** start of Provided entries **
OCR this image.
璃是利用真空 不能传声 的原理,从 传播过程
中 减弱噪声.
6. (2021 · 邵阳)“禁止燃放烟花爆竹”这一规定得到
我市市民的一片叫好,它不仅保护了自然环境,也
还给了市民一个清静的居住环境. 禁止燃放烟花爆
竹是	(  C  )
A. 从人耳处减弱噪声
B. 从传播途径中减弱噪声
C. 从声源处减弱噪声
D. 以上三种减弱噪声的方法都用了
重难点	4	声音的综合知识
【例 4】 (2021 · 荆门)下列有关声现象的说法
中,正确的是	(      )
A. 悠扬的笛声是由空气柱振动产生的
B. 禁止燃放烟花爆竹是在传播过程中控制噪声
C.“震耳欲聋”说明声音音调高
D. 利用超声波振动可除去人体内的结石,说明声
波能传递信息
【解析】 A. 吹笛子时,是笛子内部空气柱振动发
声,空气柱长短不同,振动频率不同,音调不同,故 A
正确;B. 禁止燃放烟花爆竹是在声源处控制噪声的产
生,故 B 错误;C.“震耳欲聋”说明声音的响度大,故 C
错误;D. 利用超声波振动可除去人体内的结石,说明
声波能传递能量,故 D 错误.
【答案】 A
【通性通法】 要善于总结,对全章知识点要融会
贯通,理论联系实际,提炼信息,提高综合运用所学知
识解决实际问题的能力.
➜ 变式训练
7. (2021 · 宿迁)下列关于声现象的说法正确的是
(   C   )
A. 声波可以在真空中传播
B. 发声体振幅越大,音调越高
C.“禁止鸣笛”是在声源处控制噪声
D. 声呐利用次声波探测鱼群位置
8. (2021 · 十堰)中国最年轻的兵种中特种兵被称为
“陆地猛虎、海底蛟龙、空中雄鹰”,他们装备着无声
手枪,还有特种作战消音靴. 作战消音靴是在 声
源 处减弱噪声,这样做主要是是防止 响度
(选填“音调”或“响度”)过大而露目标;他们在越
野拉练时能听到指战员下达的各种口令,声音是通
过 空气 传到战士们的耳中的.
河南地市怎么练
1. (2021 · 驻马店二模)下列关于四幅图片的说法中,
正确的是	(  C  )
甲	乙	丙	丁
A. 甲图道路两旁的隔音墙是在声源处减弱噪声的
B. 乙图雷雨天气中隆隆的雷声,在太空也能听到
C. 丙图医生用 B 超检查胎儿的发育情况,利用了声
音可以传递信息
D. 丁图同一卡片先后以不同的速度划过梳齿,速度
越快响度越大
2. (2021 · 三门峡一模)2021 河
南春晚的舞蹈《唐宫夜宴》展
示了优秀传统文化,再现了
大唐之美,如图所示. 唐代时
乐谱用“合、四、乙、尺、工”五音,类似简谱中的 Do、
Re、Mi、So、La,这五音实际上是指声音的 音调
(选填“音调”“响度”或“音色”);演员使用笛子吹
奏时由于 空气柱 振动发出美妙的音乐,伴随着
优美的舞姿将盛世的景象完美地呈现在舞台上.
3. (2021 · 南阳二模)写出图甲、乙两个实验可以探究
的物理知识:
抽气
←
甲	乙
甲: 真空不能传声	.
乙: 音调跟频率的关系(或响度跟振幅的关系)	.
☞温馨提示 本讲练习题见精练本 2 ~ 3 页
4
** end of Provided entries **
** Work instructions **
Copy out all lines that carry the word "利用超声波振动可除去人体内的结石".

** Correct output **
D. 利用超声波振动可除去人体内的结石,说明声
错误;D. 利用超声波振动可除去人体内的结石,说明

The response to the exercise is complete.